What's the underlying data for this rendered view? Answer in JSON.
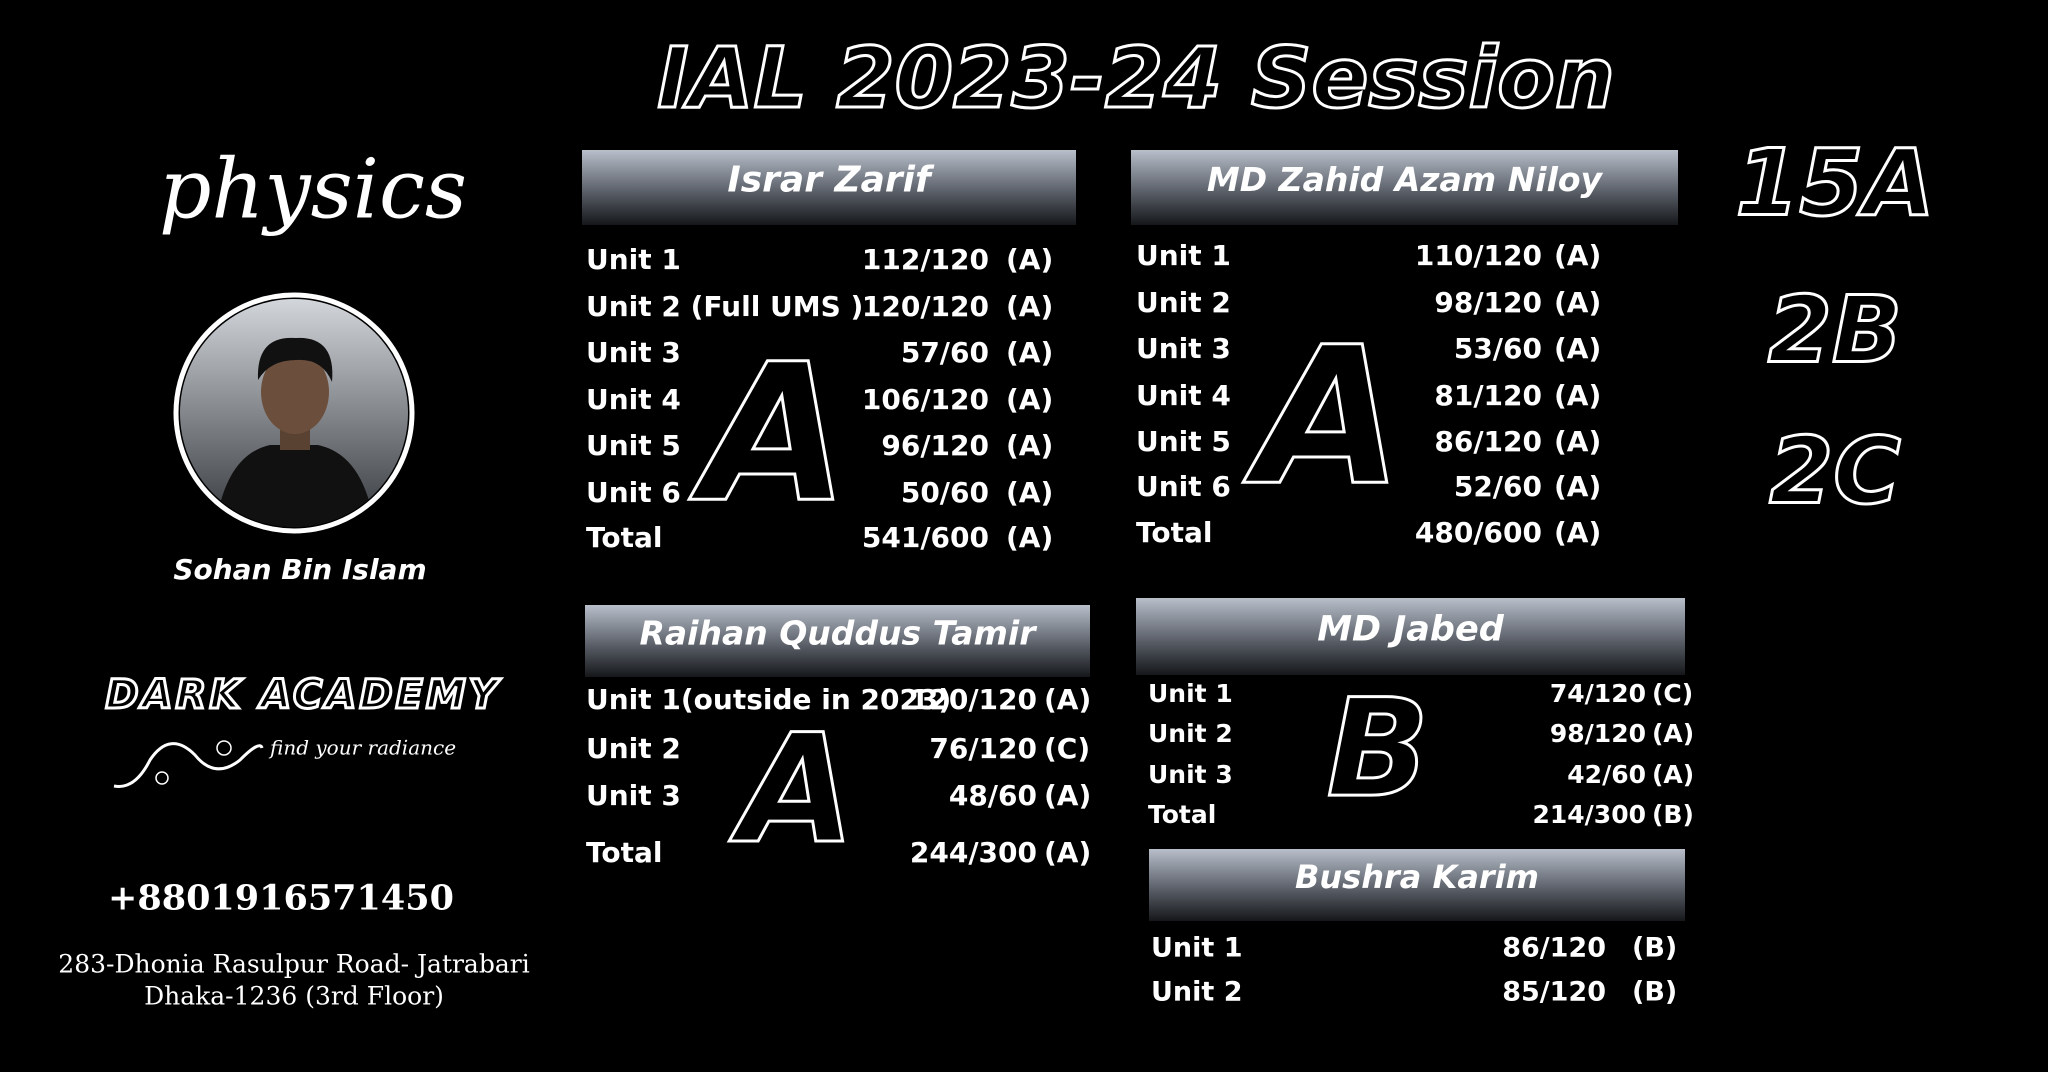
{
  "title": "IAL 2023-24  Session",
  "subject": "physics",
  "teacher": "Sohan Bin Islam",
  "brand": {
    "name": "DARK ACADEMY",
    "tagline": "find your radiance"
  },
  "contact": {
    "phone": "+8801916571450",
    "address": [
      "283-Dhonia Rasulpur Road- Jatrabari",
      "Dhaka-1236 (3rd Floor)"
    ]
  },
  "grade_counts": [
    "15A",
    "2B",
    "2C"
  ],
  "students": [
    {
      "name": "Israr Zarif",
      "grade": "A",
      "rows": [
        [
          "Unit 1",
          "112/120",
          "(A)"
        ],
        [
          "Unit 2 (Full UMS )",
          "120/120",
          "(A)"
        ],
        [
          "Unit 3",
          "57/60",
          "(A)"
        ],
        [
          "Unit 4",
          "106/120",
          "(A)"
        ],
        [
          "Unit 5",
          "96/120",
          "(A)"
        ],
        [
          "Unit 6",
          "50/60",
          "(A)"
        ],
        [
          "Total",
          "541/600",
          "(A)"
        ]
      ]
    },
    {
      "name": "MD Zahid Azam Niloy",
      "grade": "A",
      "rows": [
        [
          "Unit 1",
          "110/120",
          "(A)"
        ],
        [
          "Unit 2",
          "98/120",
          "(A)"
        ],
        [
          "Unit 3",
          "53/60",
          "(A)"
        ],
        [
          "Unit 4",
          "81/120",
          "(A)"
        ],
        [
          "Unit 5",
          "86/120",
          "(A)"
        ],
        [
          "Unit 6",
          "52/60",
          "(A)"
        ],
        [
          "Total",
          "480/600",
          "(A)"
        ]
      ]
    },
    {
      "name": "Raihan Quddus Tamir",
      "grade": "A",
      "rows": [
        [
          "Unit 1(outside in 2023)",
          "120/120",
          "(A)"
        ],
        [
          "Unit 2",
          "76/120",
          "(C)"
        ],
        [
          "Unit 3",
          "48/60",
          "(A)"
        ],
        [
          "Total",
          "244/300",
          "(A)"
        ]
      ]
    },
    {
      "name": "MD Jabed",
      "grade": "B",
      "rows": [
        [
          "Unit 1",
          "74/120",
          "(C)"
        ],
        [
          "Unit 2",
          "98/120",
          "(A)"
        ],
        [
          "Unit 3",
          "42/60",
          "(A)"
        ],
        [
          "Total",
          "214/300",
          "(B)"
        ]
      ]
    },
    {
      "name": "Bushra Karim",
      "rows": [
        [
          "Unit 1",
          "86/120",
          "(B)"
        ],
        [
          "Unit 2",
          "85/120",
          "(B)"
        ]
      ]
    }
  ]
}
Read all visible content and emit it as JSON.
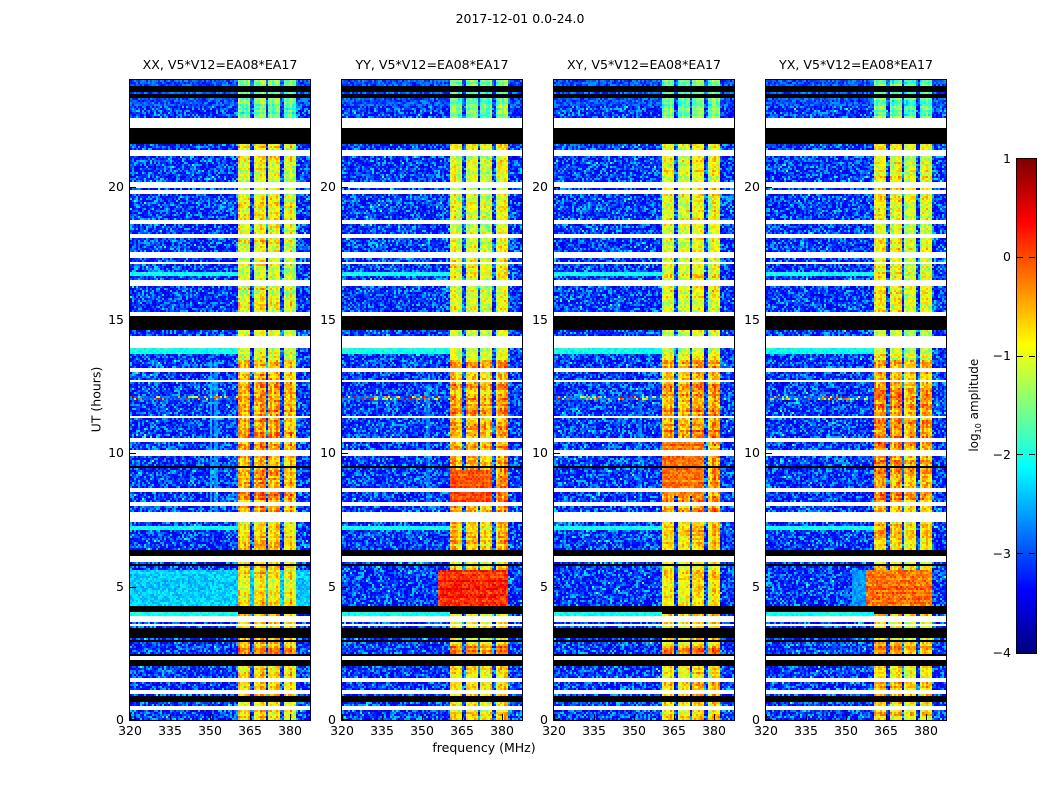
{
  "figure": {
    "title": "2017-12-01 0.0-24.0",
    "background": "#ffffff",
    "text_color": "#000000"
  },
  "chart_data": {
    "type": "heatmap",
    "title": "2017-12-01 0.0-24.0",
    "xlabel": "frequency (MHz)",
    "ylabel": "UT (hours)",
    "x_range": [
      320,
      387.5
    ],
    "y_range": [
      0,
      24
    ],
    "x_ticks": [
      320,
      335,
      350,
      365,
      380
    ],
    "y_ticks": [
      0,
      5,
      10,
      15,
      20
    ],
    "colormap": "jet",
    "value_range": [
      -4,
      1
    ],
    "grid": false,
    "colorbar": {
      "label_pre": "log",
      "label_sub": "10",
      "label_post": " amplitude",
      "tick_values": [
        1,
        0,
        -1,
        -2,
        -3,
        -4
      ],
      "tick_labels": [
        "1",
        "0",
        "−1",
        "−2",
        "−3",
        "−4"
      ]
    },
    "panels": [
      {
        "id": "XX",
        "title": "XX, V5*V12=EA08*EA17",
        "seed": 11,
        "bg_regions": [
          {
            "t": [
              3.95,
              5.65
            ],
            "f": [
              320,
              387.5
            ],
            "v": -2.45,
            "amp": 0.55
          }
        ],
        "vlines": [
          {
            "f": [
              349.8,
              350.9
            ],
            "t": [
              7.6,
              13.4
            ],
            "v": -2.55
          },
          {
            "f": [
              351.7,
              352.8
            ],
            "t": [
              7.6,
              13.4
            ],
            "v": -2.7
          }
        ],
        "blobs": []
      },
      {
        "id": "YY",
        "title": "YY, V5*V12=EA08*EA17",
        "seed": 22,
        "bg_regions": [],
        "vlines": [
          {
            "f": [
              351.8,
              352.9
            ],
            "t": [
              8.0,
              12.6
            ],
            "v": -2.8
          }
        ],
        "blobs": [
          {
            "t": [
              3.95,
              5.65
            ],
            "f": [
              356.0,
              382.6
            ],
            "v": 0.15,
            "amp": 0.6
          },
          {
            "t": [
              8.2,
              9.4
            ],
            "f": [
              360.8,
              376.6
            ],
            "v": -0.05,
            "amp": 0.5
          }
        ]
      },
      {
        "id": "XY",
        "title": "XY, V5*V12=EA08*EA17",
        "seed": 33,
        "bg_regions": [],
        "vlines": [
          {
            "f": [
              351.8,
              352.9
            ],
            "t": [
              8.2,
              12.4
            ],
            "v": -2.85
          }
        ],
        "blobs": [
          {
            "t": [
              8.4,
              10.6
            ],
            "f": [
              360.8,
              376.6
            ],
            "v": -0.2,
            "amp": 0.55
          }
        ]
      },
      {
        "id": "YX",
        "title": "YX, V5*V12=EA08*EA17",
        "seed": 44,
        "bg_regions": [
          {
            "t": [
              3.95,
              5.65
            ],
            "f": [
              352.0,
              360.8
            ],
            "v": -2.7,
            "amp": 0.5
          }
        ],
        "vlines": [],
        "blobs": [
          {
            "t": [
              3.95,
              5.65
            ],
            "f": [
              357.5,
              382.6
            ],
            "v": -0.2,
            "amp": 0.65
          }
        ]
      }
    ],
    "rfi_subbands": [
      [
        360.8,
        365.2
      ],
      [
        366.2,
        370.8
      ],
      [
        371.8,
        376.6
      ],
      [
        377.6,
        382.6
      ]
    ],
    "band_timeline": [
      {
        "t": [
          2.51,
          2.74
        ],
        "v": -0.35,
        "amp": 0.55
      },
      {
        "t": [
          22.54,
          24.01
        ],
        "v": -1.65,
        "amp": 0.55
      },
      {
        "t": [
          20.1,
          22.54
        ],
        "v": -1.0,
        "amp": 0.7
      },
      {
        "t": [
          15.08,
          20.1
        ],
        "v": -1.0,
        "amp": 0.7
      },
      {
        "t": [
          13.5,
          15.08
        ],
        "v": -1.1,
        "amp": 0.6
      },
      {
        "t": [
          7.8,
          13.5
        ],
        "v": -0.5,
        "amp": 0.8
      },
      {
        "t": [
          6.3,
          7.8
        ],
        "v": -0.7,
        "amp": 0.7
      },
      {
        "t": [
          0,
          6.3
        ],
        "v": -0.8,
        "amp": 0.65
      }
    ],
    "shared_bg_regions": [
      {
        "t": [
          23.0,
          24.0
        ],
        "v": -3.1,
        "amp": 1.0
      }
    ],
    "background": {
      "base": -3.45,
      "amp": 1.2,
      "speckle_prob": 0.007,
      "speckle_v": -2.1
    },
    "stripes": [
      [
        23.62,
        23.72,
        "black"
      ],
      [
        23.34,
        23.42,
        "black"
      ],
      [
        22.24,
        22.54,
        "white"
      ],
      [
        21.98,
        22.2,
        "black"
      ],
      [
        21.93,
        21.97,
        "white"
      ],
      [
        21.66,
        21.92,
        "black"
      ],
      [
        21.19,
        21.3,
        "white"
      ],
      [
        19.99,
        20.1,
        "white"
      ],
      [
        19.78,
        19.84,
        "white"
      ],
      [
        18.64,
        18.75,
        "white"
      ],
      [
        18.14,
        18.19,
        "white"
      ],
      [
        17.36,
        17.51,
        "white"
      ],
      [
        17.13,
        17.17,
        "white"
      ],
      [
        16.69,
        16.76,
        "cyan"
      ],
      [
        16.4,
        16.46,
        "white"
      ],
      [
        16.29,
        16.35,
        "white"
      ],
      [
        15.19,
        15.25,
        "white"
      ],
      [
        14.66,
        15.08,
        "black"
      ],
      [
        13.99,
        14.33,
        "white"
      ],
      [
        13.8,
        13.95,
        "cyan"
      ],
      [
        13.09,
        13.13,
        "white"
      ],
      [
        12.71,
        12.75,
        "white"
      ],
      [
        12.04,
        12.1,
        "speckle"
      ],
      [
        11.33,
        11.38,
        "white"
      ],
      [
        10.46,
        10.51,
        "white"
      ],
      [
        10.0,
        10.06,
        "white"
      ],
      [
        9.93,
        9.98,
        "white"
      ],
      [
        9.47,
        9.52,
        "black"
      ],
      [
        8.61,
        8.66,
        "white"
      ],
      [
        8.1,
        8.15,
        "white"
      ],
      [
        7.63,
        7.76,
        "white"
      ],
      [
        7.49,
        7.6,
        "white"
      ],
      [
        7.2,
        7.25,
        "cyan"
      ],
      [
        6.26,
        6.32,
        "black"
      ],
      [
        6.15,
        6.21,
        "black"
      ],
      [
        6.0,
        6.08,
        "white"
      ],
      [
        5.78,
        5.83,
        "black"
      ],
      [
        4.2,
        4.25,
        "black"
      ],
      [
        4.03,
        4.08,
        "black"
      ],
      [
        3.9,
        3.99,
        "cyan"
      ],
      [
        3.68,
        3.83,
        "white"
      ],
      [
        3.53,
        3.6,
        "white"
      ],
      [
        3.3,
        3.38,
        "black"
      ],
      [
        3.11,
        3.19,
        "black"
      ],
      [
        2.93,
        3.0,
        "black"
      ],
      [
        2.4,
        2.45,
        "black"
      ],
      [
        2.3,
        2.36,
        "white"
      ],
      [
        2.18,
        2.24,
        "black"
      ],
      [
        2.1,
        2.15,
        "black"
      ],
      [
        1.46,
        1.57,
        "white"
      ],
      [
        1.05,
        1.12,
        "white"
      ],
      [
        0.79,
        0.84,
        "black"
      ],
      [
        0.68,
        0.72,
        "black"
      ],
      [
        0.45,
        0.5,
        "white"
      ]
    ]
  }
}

*EXERCISE*: Which lines include the word "JSON"? List them all.

*FULL RESPONSE*:
What's the underlying data for this rendered view? Answer in JSON.
Read all visible content and emit it as JSON.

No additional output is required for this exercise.